Repeat each line exactly, leaving nothing out.

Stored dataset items
┌────────

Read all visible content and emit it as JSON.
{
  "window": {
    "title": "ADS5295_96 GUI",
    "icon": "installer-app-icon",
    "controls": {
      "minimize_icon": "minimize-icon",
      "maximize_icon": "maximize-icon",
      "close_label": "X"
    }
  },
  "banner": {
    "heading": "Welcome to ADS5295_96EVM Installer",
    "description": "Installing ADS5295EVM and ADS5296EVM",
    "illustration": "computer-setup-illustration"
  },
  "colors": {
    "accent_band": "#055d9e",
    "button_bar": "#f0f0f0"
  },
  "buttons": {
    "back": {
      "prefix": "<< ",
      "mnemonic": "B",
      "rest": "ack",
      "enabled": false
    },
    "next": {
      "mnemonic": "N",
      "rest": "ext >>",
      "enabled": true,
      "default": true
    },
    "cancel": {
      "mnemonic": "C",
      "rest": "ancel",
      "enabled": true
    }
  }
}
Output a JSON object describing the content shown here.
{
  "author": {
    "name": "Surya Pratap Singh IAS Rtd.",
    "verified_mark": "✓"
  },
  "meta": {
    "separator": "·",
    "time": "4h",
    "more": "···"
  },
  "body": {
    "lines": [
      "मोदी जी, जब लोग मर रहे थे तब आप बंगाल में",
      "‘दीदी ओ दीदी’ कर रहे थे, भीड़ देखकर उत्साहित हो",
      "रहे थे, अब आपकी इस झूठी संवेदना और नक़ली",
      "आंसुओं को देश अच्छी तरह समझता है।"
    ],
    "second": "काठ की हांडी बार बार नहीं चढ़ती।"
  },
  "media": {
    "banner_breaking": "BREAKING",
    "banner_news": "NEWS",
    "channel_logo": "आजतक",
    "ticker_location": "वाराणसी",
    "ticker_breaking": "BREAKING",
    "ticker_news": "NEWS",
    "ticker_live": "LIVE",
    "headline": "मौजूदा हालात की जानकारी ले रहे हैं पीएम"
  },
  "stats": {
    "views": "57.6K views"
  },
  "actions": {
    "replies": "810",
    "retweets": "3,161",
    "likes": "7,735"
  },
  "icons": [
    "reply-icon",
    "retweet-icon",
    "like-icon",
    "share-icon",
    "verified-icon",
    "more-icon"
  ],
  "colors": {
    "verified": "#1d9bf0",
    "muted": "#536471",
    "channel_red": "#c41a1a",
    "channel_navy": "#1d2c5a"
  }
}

└────────

• [Answer to the problem]
Read all visible content and emit it as JSON.
{
  "window": {
    "title": "ADS5295_96 GUI",
    "icon": "installer-app-icon",
    "controls": {
      "minimize_icon": "minimize-icon",
      "maximize_icon": "maximize-icon",
      "close_label": "X"
    }
  },
  "banner": {
    "heading": "Welcome to ADS5295_96EVM Installer",
    "description": "Installing ADS5295EVM and ADS5296EVM",
    "illustration": "computer-setup-illustration"
  },
  "colors": {
    "accent_band": "#055d9e",
    "button_bar": "#f0f0f0"
  },
  "buttons": {
    "back": {
      "prefix": "<< ",
      "mnemonic": "B",
      "rest": "ack",
      "enabled": false
    },
    "next": {
      "mnemonic": "N",
      "rest": "ext >>",
      "enabled": true,
      "default": true
    },
    "cancel": {
      "mnemonic": "C",
      "rest": "ancel",
      "enabled": true
    }
  }
}
Output a JSON object describing the content shown here.
{
  "author": {
    "name": "Surya Pratap Singh IAS Rtd.",
    "verified_mark": "✓"
  },
  "meta": {
    "separator": "·",
    "time": "4h",
    "more": "···"
  },
  "body": {
    "lines": [
      "मोदी जी, जब लोग मर रहे थे तब आप बंगाल में",
      "‘दीदी ओ दीदी’ कर रहे थे, भीड़ देखकर उत्साहित हो",
      "रहे थे, अब आपकी इस झूठी संवेदना और नक़ली",
      "आंसुओं को देश अच्छी तरह समझता है।"
    ],
    "second": "काठ की हांडी बार बार नहीं चढ़ती।"
  },
  "media": {
    "banner_breaking": "BREAKING",
    "banner_news": "NEWS",
    "channel_logo": "आजतक",
    "ticker_location": "वाराणसी",
    "ticker_breaking": "BREAKING",
    "ticker_news": "NEWS",
    "ticker_live": "LIVE",
    "headline": "मौजूदा हालात की जानकारी ले रहे हैं पीएम"
  },
  "stats": {
    "views": "57.6K views"
  },
  "actions": {
    "replies": "810",
    "retweets": "3,161",
    "likes": "7,735"
  },
  "icons": [
    "reply-icon",
    "retweet-icon",
    "like-icon",
    "share-icon",
    "verified-icon",
    "more-icon"
  ],
  "colors": {
    "verified": "#1d9bf0",
    "muted": "#536471",
    "channel_red": "#c41a1a",
    "channel_navy": "#1d2c5a"
  }
}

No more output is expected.